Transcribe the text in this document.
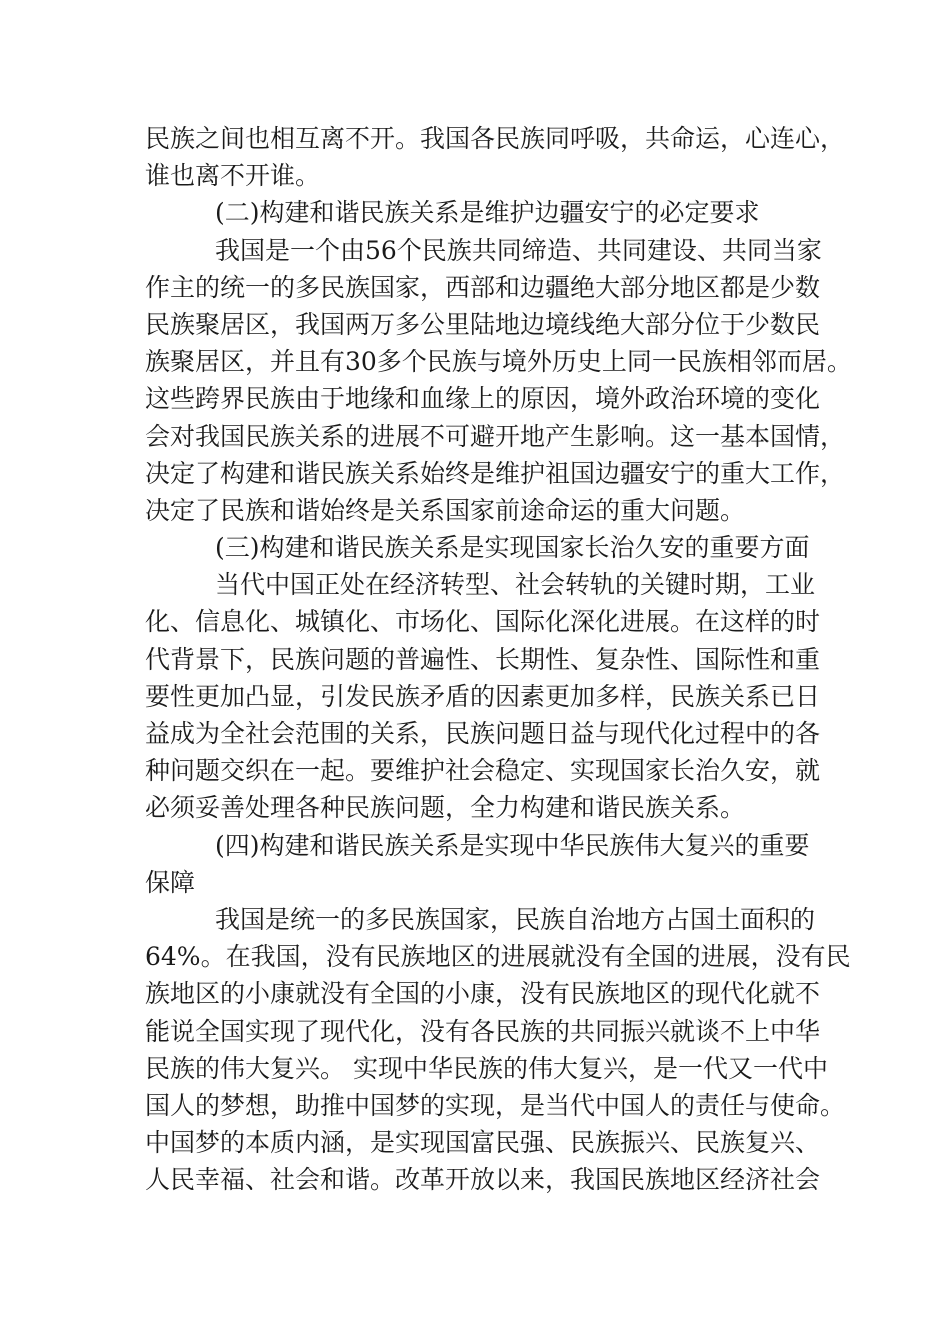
民族之间也相互离不开。我国各民族同呼吸，共命运，心连心，
谁也离不开谁。
(二)构建和谐民族关系是维护边疆安宁的必定要求
我国是一个由56个民族共同缔造、共同建设、共同当家
作主的统一的多民族国家，西部和边疆绝大部分地区都是少数
民族聚居区，我国两万多公里陆地边境线绝大部分位于少数民
族聚居区，并且有30多个民族与境外历史上同一民族相邻而居。
这些跨界民族由于地缘和血缘上的原因，境外政治环境的变化
会对我国民族关系的进展不可避开地产生影响。这一基本国情，
决定了构建和谐民族关系始终是维护祖国边疆安宁的重大工作，
决定了民族和谐始终是关系国家前途命运的重大问题。
(三)构建和谐民族关系是实现国家长治久安的重要方面
当代中国正处在经济转型、社会转轨的关键时期，工业
化、信息化、城镇化、市场化、国际化深化进展。在这样的时
代背景下，民族问题的普遍性、长期性、复杂性、国际性和重
要性更加凸显，引发民族矛盾的因素更加多样，民族关系已日
益成为全社会范围的关系，民族问题日益与现代化过程中的各
种问题交织在一起。要维护社会稳定、实现国家长治久安，就
必须妥善处理各种民族问题，全力构建和谐民族关系。
(四)构建和谐民族关系是实现中华民族伟大复兴的重要
保障
我国是统一的多民族国家，民族自治地方占国土面积的
64%。在我国，没有民族地区的进展就没有全国的进展，没有民
族地区的小康就没有全国的小康，没有民族地区的现代化就不
能说全国实现了现代化，没有各民族的共同振兴就谈不上中华
民族的伟大复兴。 实现中华民族的伟大复兴，是一代又一代中
国人的梦想，助推中国梦的实现，是当代中国人的责任与使命。
中国梦的本质内涵，是实现国富民强、民族振兴、民族复兴、
人民幸福、社会和谐。改革开放以来，我国民族地区经济社会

--------------------------------

◆ Goal of the exercise ◆
Copy out all the records exactly, excluding pictures.

◆ Solution ◆
Transcribe the text in this document.
民族之间也相互离不开。我国各民族同呼吸，共命运，心连心，
谁也离不开谁。
(二)构建和谐民族关系是维护边疆安宁的必定要求
我国是一个由56个民族共同缔造、共同建设、共同当家
作主的统一的多民族国家，西部和边疆绝大部分地区都是少数
民族聚居区，我国两万多公里陆地边境线绝大部分位于少数民
族聚居区，并且有30多个民族与境外历史上同一民族相邻而居。
这些跨界民族由于地缘和血缘上的原因，境外政治环境的变化
会对我国民族关系的进展不可避开地产生影响。这一基本国情，
决定了构建和谐民族关系始终是维护祖国边疆安宁的重大工作，
决定了民族和谐始终是关系国家前途命运的重大问题。
(三)构建和谐民族关系是实现国家长治久安的重要方面
当代中国正处在经济转型、社会转轨的关键时期，工业
化、信息化、城镇化、市场化、国际化深化进展。在这样的时
代背景下，民族问题的普遍性、长期性、复杂性、国际性和重
要性更加凸显，引发民族矛盾的因素更加多样，民族关系已日
益成为全社会范围的关系，民族问题日益与现代化过程中的各
种问题交织在一起。要维护社会稳定、实现国家长治久安，就
必须妥善处理各种民族问题，全力构建和谐民族关系。
(四)构建和谐民族关系是实现中华民族伟大复兴的重要
保障
我国是统一的多民族国家，民族自治地方占国土面积的
64%。在我国，没有民族地区的进展就没有全国的进展，没有民
族地区的小康就没有全国的小康，没有民族地区的现代化就不
能说全国实现了现代化，没有各民族的共同振兴就谈不上中华
民族的伟大复兴。 实现中华民族的伟大复兴，是一代又一代中
国人的梦想，助推中国梦的实现，是当代中国人的责任与使命。
中国梦的本质内涵，是实现国富民强、民族振兴、民族复兴、
人民幸福、社会和谐。改革开放以来，我国民族地区经济社会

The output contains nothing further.